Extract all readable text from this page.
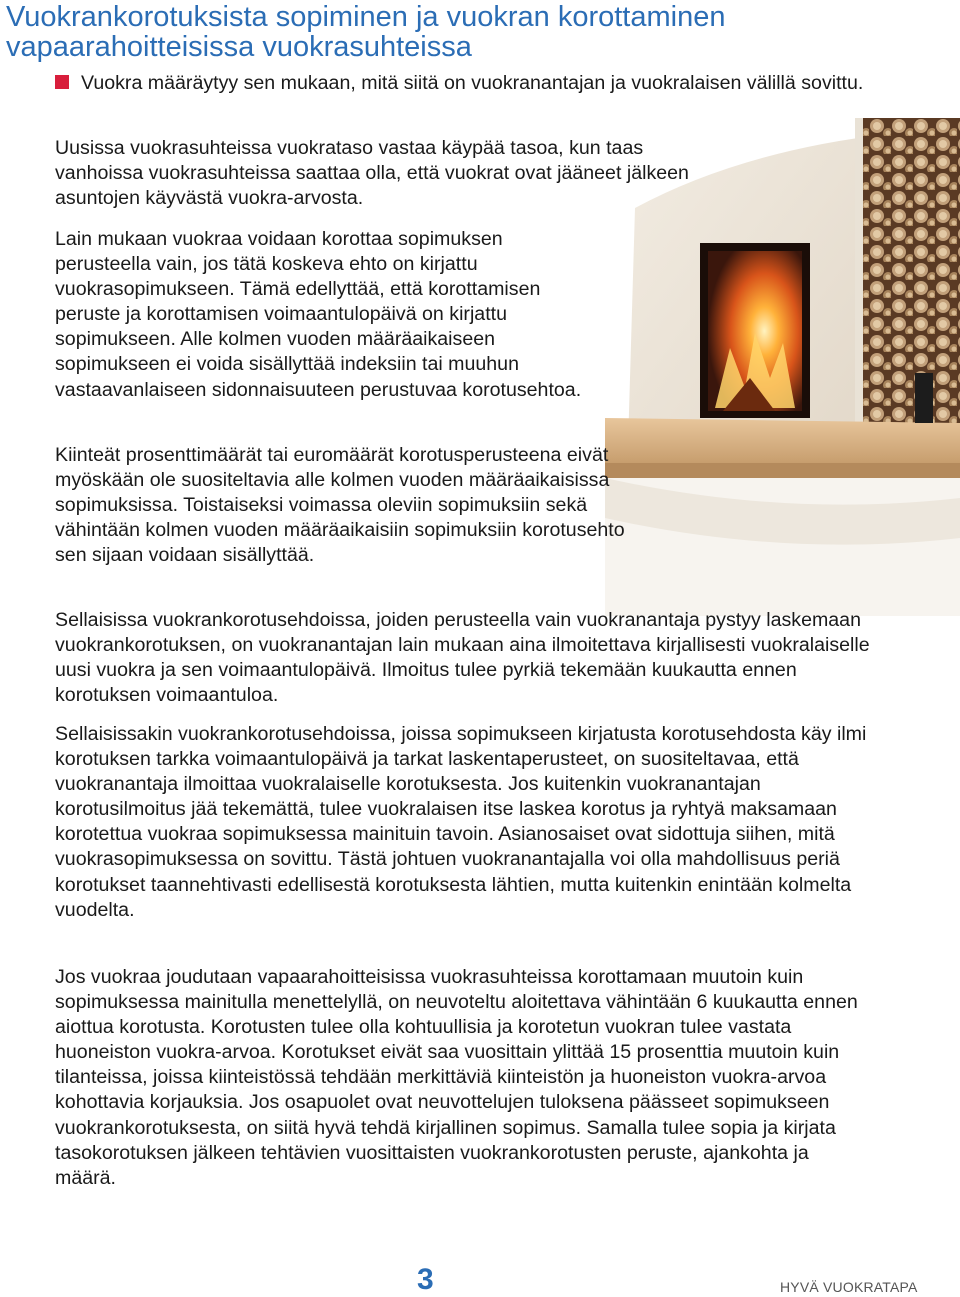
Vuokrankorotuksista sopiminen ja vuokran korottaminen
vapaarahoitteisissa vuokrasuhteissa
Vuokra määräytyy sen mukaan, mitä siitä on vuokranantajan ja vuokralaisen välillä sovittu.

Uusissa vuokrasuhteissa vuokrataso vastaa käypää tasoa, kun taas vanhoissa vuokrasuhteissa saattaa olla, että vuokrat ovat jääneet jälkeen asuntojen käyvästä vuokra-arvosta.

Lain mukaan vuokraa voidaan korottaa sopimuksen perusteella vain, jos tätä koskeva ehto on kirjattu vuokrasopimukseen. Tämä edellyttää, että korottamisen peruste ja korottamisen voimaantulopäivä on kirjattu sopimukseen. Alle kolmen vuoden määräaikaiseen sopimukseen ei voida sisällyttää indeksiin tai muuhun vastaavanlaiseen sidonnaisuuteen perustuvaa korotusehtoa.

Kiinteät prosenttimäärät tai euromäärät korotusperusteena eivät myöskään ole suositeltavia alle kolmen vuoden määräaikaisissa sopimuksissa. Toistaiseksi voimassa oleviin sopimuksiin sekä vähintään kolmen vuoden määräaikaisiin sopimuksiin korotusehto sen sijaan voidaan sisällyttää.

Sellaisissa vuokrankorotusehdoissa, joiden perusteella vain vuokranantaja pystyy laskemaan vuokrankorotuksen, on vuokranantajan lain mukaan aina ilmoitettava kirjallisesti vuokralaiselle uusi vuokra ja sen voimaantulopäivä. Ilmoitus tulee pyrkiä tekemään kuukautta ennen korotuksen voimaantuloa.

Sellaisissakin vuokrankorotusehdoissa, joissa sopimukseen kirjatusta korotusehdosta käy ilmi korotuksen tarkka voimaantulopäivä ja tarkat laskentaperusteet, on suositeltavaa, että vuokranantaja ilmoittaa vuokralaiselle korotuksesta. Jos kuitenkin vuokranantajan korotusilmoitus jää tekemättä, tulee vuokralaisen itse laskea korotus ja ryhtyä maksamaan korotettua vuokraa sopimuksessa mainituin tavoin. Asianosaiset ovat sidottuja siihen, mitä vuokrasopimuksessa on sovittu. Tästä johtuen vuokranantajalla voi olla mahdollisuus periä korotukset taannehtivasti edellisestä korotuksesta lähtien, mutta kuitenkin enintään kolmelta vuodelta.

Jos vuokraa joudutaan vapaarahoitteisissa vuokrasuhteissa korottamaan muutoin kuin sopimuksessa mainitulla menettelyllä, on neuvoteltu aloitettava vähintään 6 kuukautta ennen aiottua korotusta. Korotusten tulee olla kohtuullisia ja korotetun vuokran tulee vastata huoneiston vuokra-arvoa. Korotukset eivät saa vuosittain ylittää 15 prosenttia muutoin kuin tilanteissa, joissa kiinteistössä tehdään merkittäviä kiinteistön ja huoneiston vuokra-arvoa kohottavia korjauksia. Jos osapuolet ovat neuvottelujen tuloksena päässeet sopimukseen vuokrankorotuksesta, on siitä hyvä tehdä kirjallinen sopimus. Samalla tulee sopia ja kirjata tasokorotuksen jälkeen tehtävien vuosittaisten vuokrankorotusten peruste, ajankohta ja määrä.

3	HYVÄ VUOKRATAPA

···

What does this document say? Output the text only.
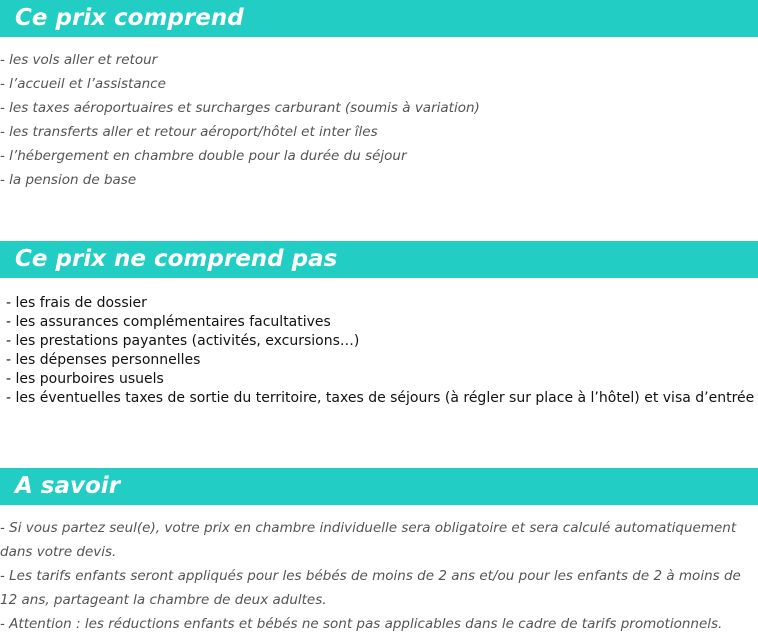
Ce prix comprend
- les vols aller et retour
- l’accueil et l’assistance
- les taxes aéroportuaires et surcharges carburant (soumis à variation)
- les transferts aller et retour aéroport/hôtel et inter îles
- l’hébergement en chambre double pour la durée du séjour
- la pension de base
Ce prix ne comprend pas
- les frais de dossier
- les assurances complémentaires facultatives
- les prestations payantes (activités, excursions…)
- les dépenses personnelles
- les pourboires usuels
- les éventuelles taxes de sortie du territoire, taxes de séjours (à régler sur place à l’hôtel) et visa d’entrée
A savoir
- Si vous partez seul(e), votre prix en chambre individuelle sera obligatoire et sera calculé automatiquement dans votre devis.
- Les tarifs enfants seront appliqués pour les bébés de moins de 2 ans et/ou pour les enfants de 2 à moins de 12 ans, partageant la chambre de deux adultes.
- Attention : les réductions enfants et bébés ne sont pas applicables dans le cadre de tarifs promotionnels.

···

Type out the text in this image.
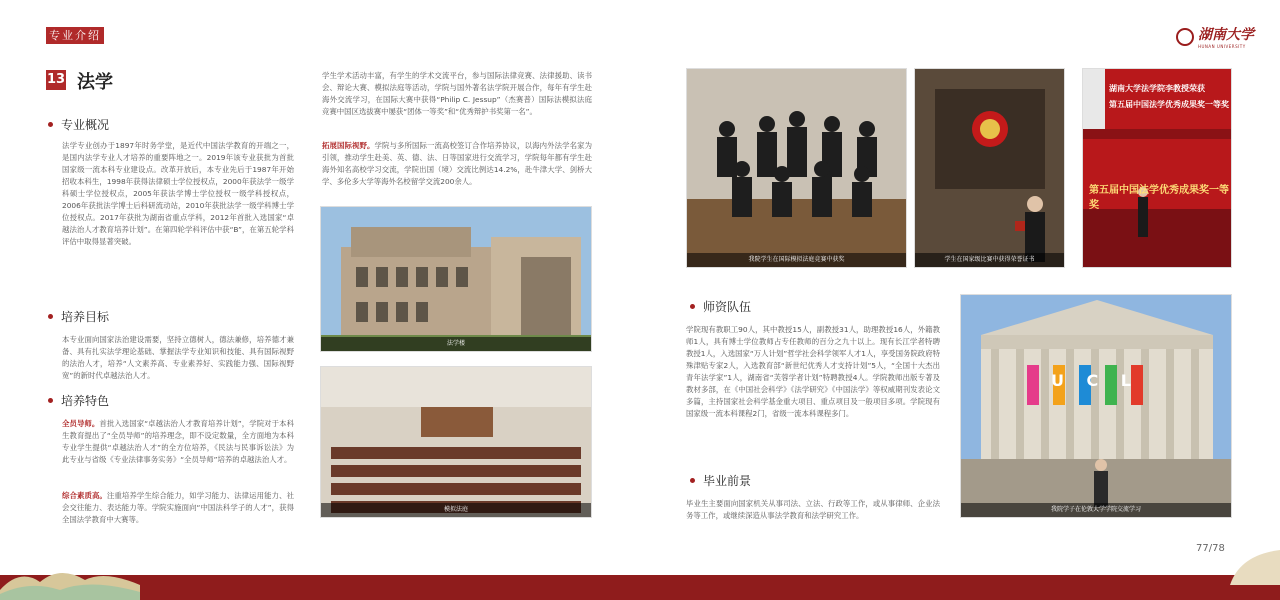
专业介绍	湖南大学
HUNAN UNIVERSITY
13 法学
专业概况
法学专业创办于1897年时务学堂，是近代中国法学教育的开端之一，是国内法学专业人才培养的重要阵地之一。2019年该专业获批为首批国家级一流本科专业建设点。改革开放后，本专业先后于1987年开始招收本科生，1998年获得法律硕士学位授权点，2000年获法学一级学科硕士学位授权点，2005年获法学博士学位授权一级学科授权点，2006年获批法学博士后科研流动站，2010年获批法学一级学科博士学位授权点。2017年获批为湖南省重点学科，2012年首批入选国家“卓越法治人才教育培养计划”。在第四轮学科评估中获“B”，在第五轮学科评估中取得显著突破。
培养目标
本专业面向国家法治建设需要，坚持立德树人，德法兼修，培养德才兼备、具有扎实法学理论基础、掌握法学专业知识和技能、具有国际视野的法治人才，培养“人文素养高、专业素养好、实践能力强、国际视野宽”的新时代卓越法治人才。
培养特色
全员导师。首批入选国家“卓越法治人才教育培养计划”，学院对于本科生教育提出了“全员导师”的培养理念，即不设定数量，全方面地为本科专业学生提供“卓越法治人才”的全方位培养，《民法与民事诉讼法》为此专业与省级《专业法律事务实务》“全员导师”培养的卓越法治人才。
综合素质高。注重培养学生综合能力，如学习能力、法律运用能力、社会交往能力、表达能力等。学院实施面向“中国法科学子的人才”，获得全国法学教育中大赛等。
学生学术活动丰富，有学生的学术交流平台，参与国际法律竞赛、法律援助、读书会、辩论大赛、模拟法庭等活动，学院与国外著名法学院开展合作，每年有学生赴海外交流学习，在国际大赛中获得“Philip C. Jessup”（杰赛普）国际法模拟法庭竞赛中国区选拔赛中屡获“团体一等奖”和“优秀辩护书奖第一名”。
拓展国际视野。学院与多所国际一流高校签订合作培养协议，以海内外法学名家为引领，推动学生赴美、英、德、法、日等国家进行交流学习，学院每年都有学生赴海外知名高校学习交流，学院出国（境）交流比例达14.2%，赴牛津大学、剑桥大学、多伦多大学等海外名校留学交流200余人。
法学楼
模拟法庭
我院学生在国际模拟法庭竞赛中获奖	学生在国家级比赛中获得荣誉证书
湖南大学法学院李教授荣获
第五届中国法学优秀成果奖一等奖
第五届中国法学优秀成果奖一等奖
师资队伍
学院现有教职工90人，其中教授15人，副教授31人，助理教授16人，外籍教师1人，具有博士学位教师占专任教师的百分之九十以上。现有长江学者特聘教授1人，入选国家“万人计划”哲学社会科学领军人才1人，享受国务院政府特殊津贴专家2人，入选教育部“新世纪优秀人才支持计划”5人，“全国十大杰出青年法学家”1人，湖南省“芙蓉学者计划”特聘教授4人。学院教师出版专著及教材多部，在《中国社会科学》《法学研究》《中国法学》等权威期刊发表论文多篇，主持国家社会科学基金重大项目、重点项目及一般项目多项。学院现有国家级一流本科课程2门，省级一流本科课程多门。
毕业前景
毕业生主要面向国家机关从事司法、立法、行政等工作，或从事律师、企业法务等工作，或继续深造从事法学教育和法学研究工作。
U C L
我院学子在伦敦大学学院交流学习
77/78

···

Direction |
Pull out and copy each line containing the string "enfants".

Answer below |
- Les tarifs enfants seront appliqués pour les bébés de moins de 2 ans et/ou pour les enfants de 2 à moins de 12 ans, partageant la chambre de deux adultes.
- Attention : les réductions enfants et bébés ne sont pas applicables dans le cadre de tarifs promotionnels.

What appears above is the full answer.